EXERCISE MATERIALS:
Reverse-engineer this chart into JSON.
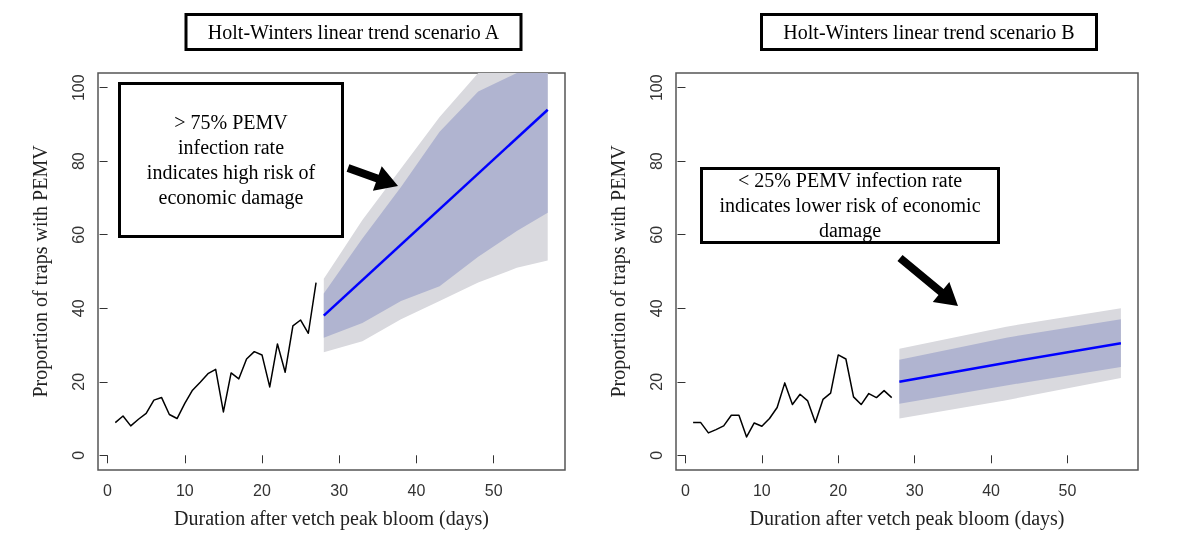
{
  "chart_data": [
    {
      "type": "line",
      "title": "Holt-Winters linear trend scenario A",
      "xlabel": "Duration after vetch peak bloom (days)",
      "ylabel": "Proportion of traps with PEMV",
      "annotations": [
        "> 75% PEMV infection rate indicates high risk of economic damage"
      ],
      "xlim": [
        -1.24,
        59.24
      ],
      "xticks": [
        0,
        10,
        20,
        30,
        40,
        50
      ],
      "ylim": [
        -4,
        104
      ],
      "yticks": [
        0,
        20,
        40,
        60,
        80,
        100
      ],
      "grid": false,
      "marker": "none",
      "line_style": "solid",
      "series": [
        {
          "type": "area",
          "color": "#d9d9de",
          "x": [
            28,
            33,
            38,
            43,
            48,
            53,
            57
          ],
          "values": [
            null,
            null,
            null,
            null,
            null,
            null,
            null
          ],
          "lower": [
            28,
            31,
            37,
            42,
            47,
            51,
            53
          ],
          "upper": [
            48,
            64,
            78,
            92,
            104,
            104,
            104
          ]
        },
        {
          "type": "area",
          "color": "#b0b4d0",
          "x": [
            28,
            33,
            38,
            43,
            48,
            53,
            57
          ],
          "values": [
            null,
            null,
            null,
            null,
            null,
            null,
            null
          ],
          "lower": [
            32,
            36,
            42,
            46,
            54,
            61,
            66
          ],
          "upper": [
            44,
            59,
            73,
            88,
            99,
            104,
            104
          ]
        },
        {
          "color": "#000000",
          "x": [
            1,
            2,
            3,
            4,
            5,
            6,
            7,
            8,
            9,
            10,
            11,
            12,
            13,
            14,
            15,
            16,
            17,
            18,
            19,
            20,
            21,
            22,
            23,
            24,
            25,
            26,
            27
          ],
          "values": [
            8.9,
            10.7,
            8.0,
            9.8,
            11.4,
            15,
            15.7,
            11.1,
            10,
            14.1,
            17.7,
            19.9,
            22.2,
            23.4,
            11.8,
            22.4,
            20.8,
            26.2,
            28.2,
            27.3,
            18.6,
            30.3,
            22.6,
            35.2,
            36.8,
            33.2,
            47
          ]
        },
        {
          "color": "#0000ff",
          "x": [
            28,
            57
          ],
          "values": [
            38,
            94
          ]
        }
      ]
    },
    {
      "type": "line",
      "title": "Holt-Winters linear trend scenario B",
      "xlabel": "Duration after vetch peak bloom (days)",
      "ylabel": "Proportion of traps with PEMV",
      "annotations": [
        "< 25% PEMV infection rate indicates lower risk of economic damage"
      ],
      "xlim": [
        -1.24,
        59.24
      ],
      "xticks": [
        0,
        10,
        20,
        30,
        40,
        50
      ],
      "ylim": [
        -4,
        104
      ],
      "yticks": [
        0,
        20,
        40,
        60,
        80,
        100
      ],
      "grid": false,
      "marker": "none",
      "line_style": "solid",
      "series": [
        {
          "type": "area",
          "color": "#d9d9de",
          "x": [
            28,
            42,
            57
          ],
          "values": [
            null,
            null,
            null
          ],
          "lower": [
            10,
            15,
            21
          ],
          "upper": [
            29,
            35,
            40
          ]
        },
        {
          "type": "area",
          "color": "#b0b4d0",
          "x": [
            28,
            42,
            57
          ],
          "values": [
            null,
            null,
            null
          ],
          "lower": [
            14,
            19,
            24
          ],
          "upper": [
            26,
            32,
            37
          ]
        },
        {
          "color": "#000000",
          "x": [
            1,
            2,
            3,
            4,
            5,
            6,
            7,
            8,
            9,
            10,
            11,
            12,
            13,
            14,
            15,
            16,
            17,
            18,
            19,
            20,
            21,
            22,
            23,
            24,
            25,
            26,
            27
          ],
          "values": [
            8.9,
            8.9,
            6.1,
            7.0,
            8.0,
            10.9,
            10.9,
            5.0,
            8.8,
            7.9,
            10,
            13,
            19.7,
            13.8,
            16.6,
            14.8,
            8.9,
            15.2,
            16.9,
            27.3,
            26.2,
            15.9,
            13.8,
            16.8,
            15.7,
            17.6,
            15.7
          ]
        },
        {
          "color": "#0000ff",
          "x": [
            28,
            42,
            57
          ],
          "values": [
            20,
            25.2,
            30.5
          ]
        }
      ]
    }
  ]
}
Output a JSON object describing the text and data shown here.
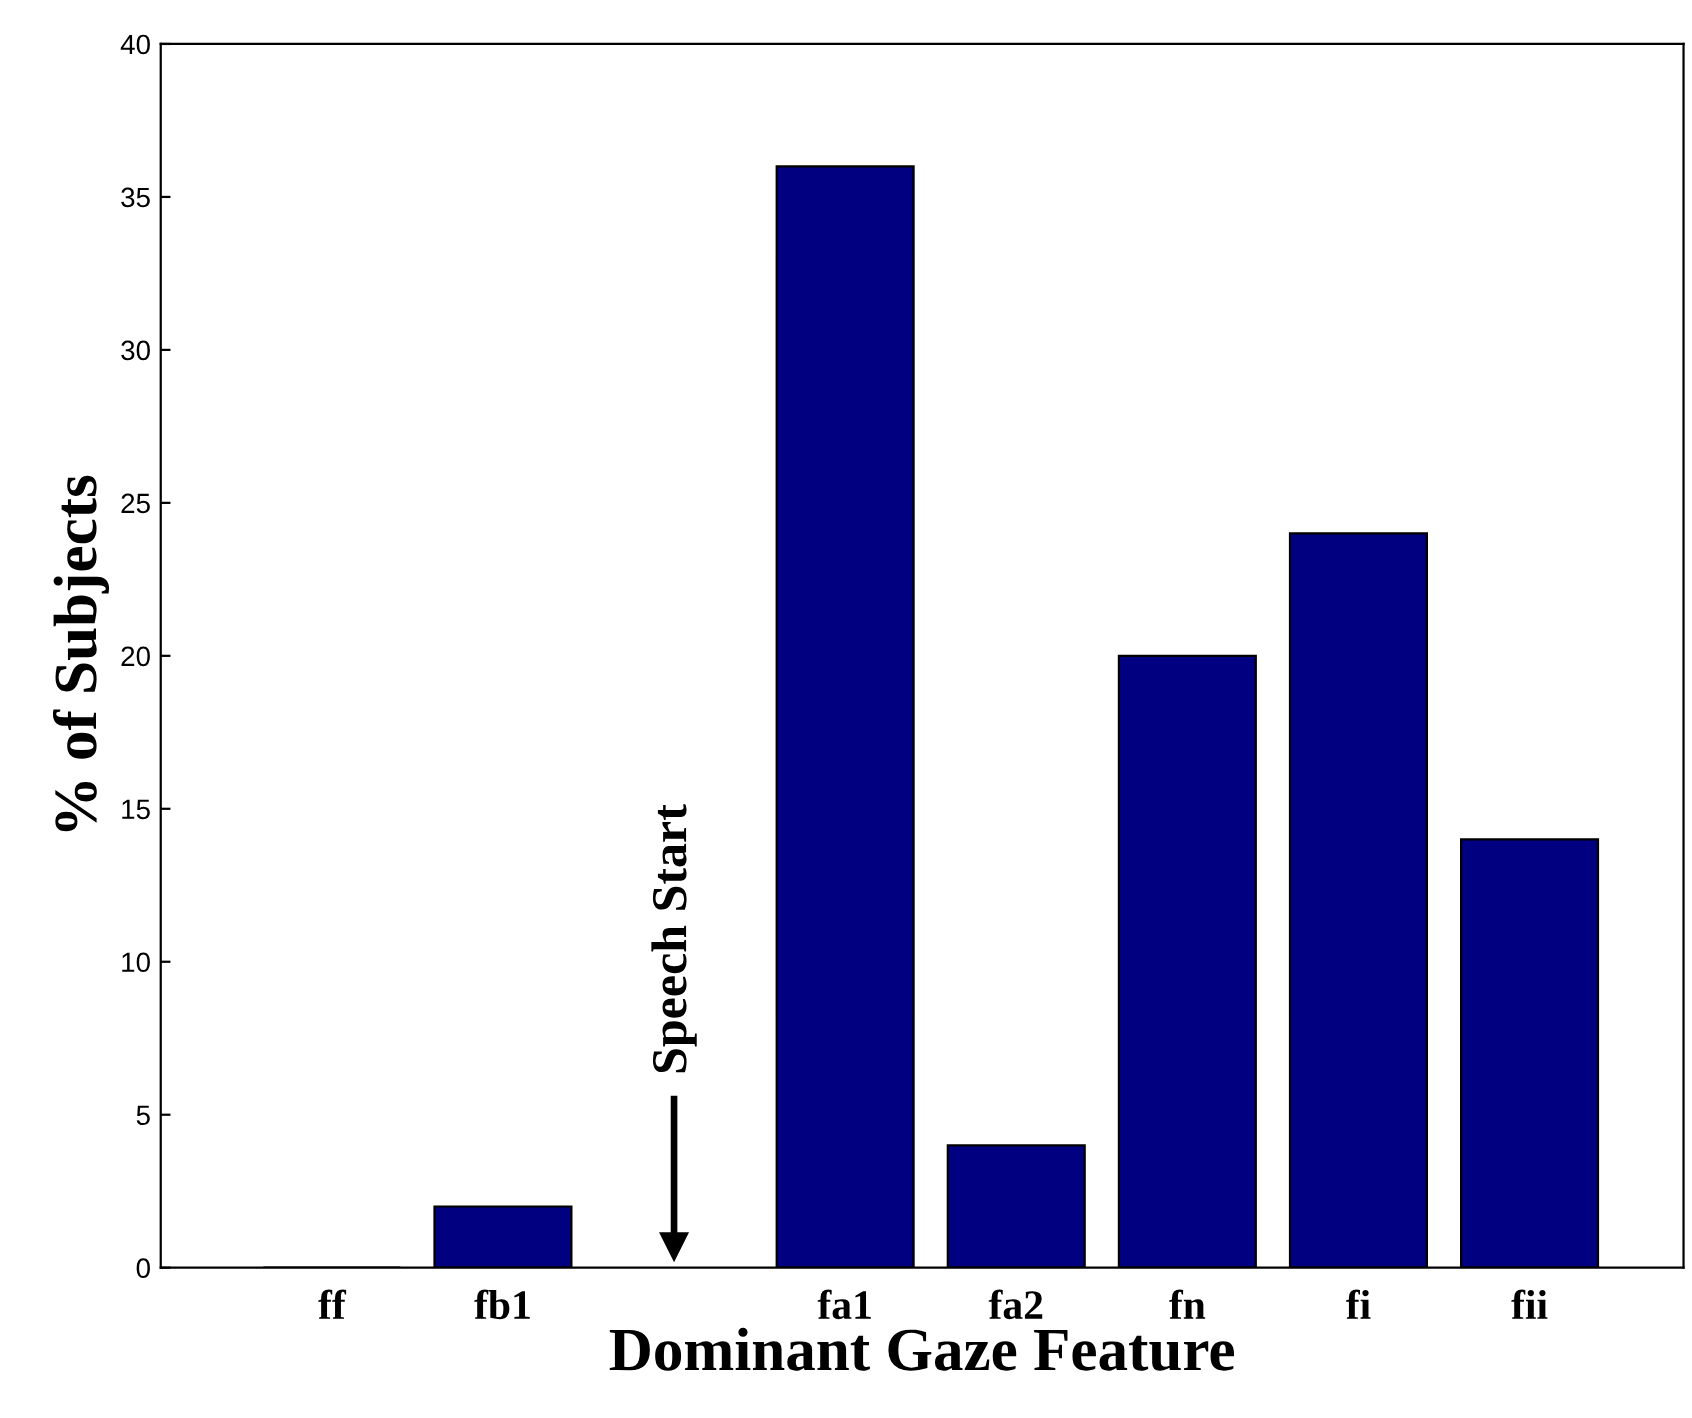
{
  "chart_data": {
    "type": "bar",
    "xlabel": "Dominant Gaze Feature",
    "ylabel": "% of Subjects",
    "categories": [
      "ff",
      "fb1",
      null,
      "fa1",
      "fa2",
      "fn",
      "fi",
      "fii"
    ],
    "values": [
      0,
      2,
      null,
      36,
      4,
      20,
      24,
      14
    ],
    "color": "#000080",
    "ylim": [
      0,
      40
    ],
    "yticks": [
      0,
      5,
      10,
      15,
      20,
      25,
      30,
      35,
      40
    ],
    "grid": false,
    "annotations": [
      "Speech Start"
    ]
  }
}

WRITTEN REQUEST: Every record above should come back exactly, but without its pictures.

EXPECTED OUTPUT:
Reverse-engineer this chart into JSON.
{
  "chart_data": [
    {
      "type": "line",
      "title": "Holt-Winters linear trend scenario A",
      "xlabel": "Duration after vetch peak bloom (days)",
      "ylabel": "Proportion of traps with PEMV",
      "annotations": [
        "> 75% PEMV infection rate indicates high risk of economic damage"
      ],
      "xlim": [
        -1.24,
        59.24
      ],
      "xticks": [
        0,
        10,
        20,
        30,
        40,
        50
      ],
      "ylim": [
        -4,
        104
      ],
      "yticks": [
        0,
        20,
        40,
        60,
        80,
        100
      ],
      "grid": false,
      "marker": "none",
      "line_style": "solid",
      "series": [
        {
          "type": "area",
          "color": "#d9d9de",
          "x": [
            28,
            33,
            38,
            43,
            48,
            53,
            57
          ],
          "values": [
            null,
            null,
            null,
            null,
            null,
            null,
            null
          ],
          "lower": [
            28,
            31,
            37,
            42,
            47,
            51,
            53
          ],
          "upper": [
            48,
            64,
            78,
            92,
            104,
            104,
            104
          ]
        },
        {
          "type": "area",
          "color": "#b0b4d0",
          "x": [
            28,
            33,
            38,
            43,
            48,
            53,
            57
          ],
          "values": [
            null,
            null,
            null,
            null,
            null,
            null,
            null
          ],
          "lower": [
            32,
            36,
            42,
            46,
            54,
            61,
            66
          ],
          "upper": [
            44,
            59,
            73,
            88,
            99,
            104,
            104
          ]
        },
        {
          "color": "#000000",
          "x": [
            1,
            2,
            3,
            4,
            5,
            6,
            7,
            8,
            9,
            10,
            11,
            12,
            13,
            14,
            15,
            16,
            17,
            18,
            19,
            20,
            21,
            22,
            23,
            24,
            25,
            26,
            27
          ],
          "values": [
            8.9,
            10.7,
            8.0,
            9.8,
            11.4,
            15,
            15.7,
            11.1,
            10,
            14.1,
            17.7,
            19.9,
            22.2,
            23.4,
            11.8,
            22.4,
            20.8,
            26.2,
            28.2,
            27.3,
            18.6,
            30.3,
            22.6,
            35.2,
            36.8,
            33.2,
            47
          ]
        },
        {
          "color": "#0000ff",
          "x": [
            28,
            57
          ],
          "values": [
            38,
            94
          ]
        }
      ]
    },
    {
      "type": "line",
      "title": "Holt-Winters linear trend scenario B",
      "xlabel": "Duration after vetch peak bloom (days)",
      "ylabel": "Proportion of traps with PEMV",
      "annotations": [
        "< 25% PEMV infection rate indicates lower risk of economic damage"
      ],
      "xlim": [
        -1.24,
        59.24
      ],
      "xticks": [
        0,
        10,
        20,
        30,
        40,
        50
      ],
      "ylim": [
        -4,
        104
      ],
      "yticks": [
        0,
        20,
        40,
        60,
        80,
        100
      ],
      "grid": false,
      "marker": "none",
      "line_style": "solid",
      "series": [
        {
          "type": "area",
          "color": "#d9d9de",
          "x": [
            28,
            42,
            57
          ],
          "values": [
            null,
            null,
            null
          ],
          "lower": [
            10,
            15,
            21
          ],
          "upper": [
            29,
            35,
            40
          ]
        },
        {
          "type": "area",
          "color": "#b0b4d0",
          "x": [
            28,
            42,
            57
          ],
          "values": [
            null,
            null,
            null
          ],
          "lower": [
            14,
            19,
            24
          ],
          "upper": [
            26,
            32,
            37
          ]
        },
        {
          "color": "#000000",
          "x": [
            1,
            2,
            3,
            4,
            5,
            6,
            7,
            8,
            9,
            10,
            11,
            12,
            13,
            14,
            15,
            16,
            17,
            18,
            19,
            20,
            21,
            22,
            23,
            24,
            25,
            26,
            27
          ],
          "values": [
            8.9,
            8.9,
            6.1,
            7.0,
            8.0,
            10.9,
            10.9,
            5.0,
            8.8,
            7.9,
            10,
            13,
            19.7,
            13.8,
            16.6,
            14.8,
            8.9,
            15.2,
            16.9,
            27.3,
            26.2,
            15.9,
            13.8,
            16.8,
            15.7,
            17.6,
            15.7
          ]
        },
        {
          "color": "#0000ff",
          "x": [
            28,
            42,
            57
          ],
          "values": [
            20,
            25.2,
            30.5
          ]
        }
      ]
    }
  ]
}
Output a JSON object describing the text and data shown here.
{
  "chart_data": {
    "type": "bar",
    "xlabel": "Dominant Gaze Feature",
    "ylabel": "% of Subjects",
    "categories": [
      "ff",
      "fb1",
      null,
      "fa1",
      "fa2",
      "fn",
      "fi",
      "fii"
    ],
    "values": [
      0,
      2,
      null,
      36,
      4,
      20,
      24,
      14
    ],
    "color": "#000080",
    "ylim": [
      0,
      40
    ],
    "yticks": [
      0,
      5,
      10,
      15,
      20,
      25,
      30,
      35,
      40
    ],
    "grid": false,
    "annotations": [
      "Speech Start"
    ]
  }
}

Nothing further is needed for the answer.